Go through the lines below. Copy those with "parkeringsbås".

Stored dataset items:
-------------------------
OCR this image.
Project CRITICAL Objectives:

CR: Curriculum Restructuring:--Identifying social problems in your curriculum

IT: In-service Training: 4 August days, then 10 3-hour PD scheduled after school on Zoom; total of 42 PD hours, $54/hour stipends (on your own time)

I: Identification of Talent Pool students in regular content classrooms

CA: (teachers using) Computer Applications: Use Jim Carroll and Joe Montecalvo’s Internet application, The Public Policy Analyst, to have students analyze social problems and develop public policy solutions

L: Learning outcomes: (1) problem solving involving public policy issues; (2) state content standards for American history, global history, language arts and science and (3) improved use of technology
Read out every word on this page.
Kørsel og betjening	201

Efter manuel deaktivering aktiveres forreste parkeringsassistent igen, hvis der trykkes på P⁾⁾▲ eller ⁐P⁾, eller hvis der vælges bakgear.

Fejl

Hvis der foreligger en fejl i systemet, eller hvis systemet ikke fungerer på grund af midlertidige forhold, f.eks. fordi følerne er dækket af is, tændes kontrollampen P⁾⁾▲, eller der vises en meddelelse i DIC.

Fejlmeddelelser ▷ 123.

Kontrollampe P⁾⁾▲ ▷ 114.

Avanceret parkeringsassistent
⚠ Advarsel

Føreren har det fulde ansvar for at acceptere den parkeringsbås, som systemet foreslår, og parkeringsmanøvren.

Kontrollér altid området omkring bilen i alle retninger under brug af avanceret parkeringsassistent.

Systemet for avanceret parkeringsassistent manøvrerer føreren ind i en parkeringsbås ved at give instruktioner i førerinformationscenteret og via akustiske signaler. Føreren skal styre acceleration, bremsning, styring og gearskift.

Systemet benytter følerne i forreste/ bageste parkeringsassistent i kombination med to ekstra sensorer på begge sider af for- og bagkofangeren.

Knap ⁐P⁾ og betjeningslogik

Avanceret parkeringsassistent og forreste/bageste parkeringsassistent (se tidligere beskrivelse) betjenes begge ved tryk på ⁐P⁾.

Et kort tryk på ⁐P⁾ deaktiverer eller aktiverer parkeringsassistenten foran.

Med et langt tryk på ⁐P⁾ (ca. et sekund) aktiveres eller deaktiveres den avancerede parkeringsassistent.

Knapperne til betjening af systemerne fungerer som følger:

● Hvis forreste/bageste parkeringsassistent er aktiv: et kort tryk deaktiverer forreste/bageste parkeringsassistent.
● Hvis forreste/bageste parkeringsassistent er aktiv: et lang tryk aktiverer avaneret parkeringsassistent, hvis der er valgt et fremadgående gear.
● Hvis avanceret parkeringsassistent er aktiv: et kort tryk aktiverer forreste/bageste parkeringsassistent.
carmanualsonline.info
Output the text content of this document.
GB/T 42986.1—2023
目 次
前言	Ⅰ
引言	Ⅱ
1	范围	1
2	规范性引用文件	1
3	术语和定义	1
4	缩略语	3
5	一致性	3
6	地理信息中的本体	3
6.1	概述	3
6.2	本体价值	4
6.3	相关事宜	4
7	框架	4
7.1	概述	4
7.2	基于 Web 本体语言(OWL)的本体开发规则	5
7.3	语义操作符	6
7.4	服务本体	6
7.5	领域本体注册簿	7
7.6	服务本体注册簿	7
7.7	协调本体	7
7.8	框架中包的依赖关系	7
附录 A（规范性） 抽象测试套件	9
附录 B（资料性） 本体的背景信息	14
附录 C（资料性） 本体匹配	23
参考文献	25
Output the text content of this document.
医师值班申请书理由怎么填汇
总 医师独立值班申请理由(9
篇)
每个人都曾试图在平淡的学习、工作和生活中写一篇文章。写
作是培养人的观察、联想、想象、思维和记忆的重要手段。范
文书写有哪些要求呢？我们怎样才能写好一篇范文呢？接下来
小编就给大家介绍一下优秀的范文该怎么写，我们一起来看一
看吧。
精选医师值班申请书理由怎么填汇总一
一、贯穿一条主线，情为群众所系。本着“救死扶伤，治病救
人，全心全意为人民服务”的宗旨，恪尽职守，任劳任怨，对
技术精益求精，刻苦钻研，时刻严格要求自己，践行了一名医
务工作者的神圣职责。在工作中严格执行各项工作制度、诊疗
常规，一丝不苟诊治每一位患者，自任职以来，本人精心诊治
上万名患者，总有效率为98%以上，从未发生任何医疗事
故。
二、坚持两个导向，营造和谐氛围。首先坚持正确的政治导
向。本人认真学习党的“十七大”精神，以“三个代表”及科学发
-------------------------
### RESULT:
Føreren har det fulde ansvar for at acceptere den parkeringsbås, som systemet foreslår, og parkeringsmanøvren.
Systemet for avanceret parkeringsassistent manøvrerer føreren ind i en parkeringsbås ved at give instruktioner i førerinformationscenteret og via akustiske signaler. Føreren skal styre acceleration, bremsning, styring og gearskift.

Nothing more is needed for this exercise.